WORK REQUIRED: Write out the whole listing word for word.

[Collected data entries]
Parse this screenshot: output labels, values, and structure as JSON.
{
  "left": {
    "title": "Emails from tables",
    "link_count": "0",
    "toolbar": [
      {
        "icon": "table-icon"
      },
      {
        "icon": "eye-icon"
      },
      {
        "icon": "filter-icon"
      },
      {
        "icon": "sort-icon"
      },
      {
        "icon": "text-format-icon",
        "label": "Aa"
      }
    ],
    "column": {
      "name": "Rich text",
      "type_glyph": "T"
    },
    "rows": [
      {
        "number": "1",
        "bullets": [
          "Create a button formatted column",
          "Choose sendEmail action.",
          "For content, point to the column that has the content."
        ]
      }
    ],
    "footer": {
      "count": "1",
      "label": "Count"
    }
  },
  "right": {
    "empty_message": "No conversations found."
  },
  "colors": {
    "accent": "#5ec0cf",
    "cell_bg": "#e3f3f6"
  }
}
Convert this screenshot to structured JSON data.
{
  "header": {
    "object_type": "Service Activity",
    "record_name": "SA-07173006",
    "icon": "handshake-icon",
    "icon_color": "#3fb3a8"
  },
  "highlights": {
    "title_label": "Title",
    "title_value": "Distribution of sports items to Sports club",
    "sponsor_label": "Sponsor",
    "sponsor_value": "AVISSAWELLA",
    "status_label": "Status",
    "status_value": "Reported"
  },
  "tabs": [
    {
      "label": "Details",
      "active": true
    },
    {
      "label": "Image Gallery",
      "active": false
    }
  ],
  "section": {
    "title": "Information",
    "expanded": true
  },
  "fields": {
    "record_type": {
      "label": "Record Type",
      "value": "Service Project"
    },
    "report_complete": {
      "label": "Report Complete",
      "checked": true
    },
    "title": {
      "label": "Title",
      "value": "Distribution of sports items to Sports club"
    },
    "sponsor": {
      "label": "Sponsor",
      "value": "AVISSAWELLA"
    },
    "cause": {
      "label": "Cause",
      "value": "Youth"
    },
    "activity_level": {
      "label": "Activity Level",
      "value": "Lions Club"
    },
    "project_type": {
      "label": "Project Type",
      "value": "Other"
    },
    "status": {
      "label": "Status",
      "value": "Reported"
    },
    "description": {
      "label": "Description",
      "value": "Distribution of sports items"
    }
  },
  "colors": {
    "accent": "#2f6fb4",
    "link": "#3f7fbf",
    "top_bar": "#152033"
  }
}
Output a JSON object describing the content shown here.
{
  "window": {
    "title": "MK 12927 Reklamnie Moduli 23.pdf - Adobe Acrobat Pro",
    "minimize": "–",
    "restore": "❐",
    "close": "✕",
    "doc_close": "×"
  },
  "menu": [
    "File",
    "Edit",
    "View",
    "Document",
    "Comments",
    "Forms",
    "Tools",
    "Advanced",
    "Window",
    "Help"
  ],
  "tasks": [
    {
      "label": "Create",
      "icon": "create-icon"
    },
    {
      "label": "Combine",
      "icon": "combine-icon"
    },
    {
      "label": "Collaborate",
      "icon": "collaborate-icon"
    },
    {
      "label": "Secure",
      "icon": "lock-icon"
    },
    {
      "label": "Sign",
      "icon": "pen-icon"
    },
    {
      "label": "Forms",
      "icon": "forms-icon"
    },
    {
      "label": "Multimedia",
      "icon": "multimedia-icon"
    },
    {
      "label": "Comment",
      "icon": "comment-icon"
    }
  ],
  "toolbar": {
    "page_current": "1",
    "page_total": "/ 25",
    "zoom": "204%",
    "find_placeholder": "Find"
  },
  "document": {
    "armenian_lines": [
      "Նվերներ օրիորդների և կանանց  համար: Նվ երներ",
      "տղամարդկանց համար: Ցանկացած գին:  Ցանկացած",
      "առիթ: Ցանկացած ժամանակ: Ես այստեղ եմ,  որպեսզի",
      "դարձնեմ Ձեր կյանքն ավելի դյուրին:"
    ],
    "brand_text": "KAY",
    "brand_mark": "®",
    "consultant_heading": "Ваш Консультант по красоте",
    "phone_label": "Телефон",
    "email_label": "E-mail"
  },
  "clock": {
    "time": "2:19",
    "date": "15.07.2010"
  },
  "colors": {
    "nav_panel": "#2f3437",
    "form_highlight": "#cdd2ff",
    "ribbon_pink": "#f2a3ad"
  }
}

OUTPUT BELOW:
Parse this screenshot: output labels, values, and structure as JSON.
{
  "left": {
    "title": "Emails from tables",
    "link_count": "0",
    "toolbar": [
      {
        "icon": "table-icon"
      },
      {
        "icon": "eye-icon"
      },
      {
        "icon": "filter-icon"
      },
      {
        "icon": "sort-icon"
      },
      {
        "icon": "text-format-icon",
        "label": "Aa"
      }
    ],
    "column": {
      "name": "Rich text",
      "type_glyph": "T"
    },
    "rows": [
      {
        "number": "1",
        "bullets": [
          "Create a button formatted column",
          "Choose sendEmail action.",
          "For content, point to the column that has the content."
        ]
      }
    ],
    "footer": {
      "count": "1",
      "label": "Count"
    }
  },
  "right": {
    "empty_message": "No conversations found."
  },
  "colors": {
    "accent": "#5ec0cf",
    "cell_bg": "#e3f3f6"
  }
}
Convert this screenshot to structured JSON data.
{
  "header": {
    "object_type": "Service Activity",
    "record_name": "SA-07173006",
    "icon": "handshake-icon",
    "icon_color": "#3fb3a8"
  },
  "highlights": {
    "title_label": "Title",
    "title_value": "Distribution of sports items to Sports club",
    "sponsor_label": "Sponsor",
    "sponsor_value": "AVISSAWELLA",
    "status_label": "Status",
    "status_value": "Reported"
  },
  "tabs": [
    {
      "label": "Details",
      "active": true
    },
    {
      "label": "Image Gallery",
      "active": false
    }
  ],
  "section": {
    "title": "Information",
    "expanded": true
  },
  "fields": {
    "record_type": {
      "label": "Record Type",
      "value": "Service Project"
    },
    "report_complete": {
      "label": "Report Complete",
      "checked": true
    },
    "title": {
      "label": "Title",
      "value": "Distribution of sports items to Sports club"
    },
    "sponsor": {
      "label": "Sponsor",
      "value": "AVISSAWELLA"
    },
    "cause": {
      "label": "Cause",
      "value": "Youth"
    },
    "activity_level": {
      "label": "Activity Level",
      "value": "Lions Club"
    },
    "project_type": {
      "label": "Project Type",
      "value": "Other"
    },
    "status": {
      "label": "Status",
      "value": "Reported"
    },
    "description": {
      "label": "Description",
      "value": "Distribution of sports items"
    }
  },
  "colors": {
    "accent": "#2f6fb4",
    "link": "#3f7fbf",
    "top_bar": "#152033"
  }
}
Output a JSON object describing the content shown here.
{
  "window": {
    "title": "MK 12927 Reklamnie Moduli 23.pdf - Adobe Acrobat Pro",
    "minimize": "–",
    "restore": "❐",
    "close": "✕",
    "doc_close": "×"
  },
  "menu": [
    "File",
    "Edit",
    "View",
    "Document",
    "Comments",
    "Forms",
    "Tools",
    "Advanced",
    "Window",
    "Help"
  ],
  "tasks": [
    {
      "label": "Create",
      "icon": "create-icon"
    },
    {
      "label": "Combine",
      "icon": "combine-icon"
    },
    {
      "label": "Collaborate",
      "icon": "collaborate-icon"
    },
    {
      "label": "Secure",
      "icon": "lock-icon"
    },
    {
      "label": "Sign",
      "icon": "pen-icon"
    },
    {
      "label": "Forms",
      "icon": "forms-icon"
    },
    {
      "label": "Multimedia",
      "icon": "multimedia-icon"
    },
    {
      "label": "Comment",
      "icon": "comment-icon"
    }
  ],
  "toolbar": {
    "page_current": "1",
    "page_total": "/ 25",
    "zoom": "204%",
    "find_placeholder": "Find"
  },
  "document": {
    "armenian_lines": [
      "Նվերներ օրիորդների և կանանց  համար: Նվ երներ",
      "տղամարդկանց համար: Ցանկացած գին:  Ցանկացած",
      "առիթ: Ցանկացած ժամանակ: Ես այստեղ եմ,  որպեսզի",
      "դարձնեմ Ձեր կյանքն ավելի դյուրին:"
    ],
    "brand_text": "KAY",
    "brand_mark": "®",
    "consultant_heading": "Ваш Консультант по красоте",
    "phone_label": "Телефон",
    "email_label": "E-mail"
  },
  "clock": {
    "time": "2:19",
    "date": "15.07.2010"
  },
  "colors": {
    "nav_panel": "#2f3437",
    "form_highlight": "#cdd2ff",
    "ribbon_pink": "#f2a3ad"
  }
}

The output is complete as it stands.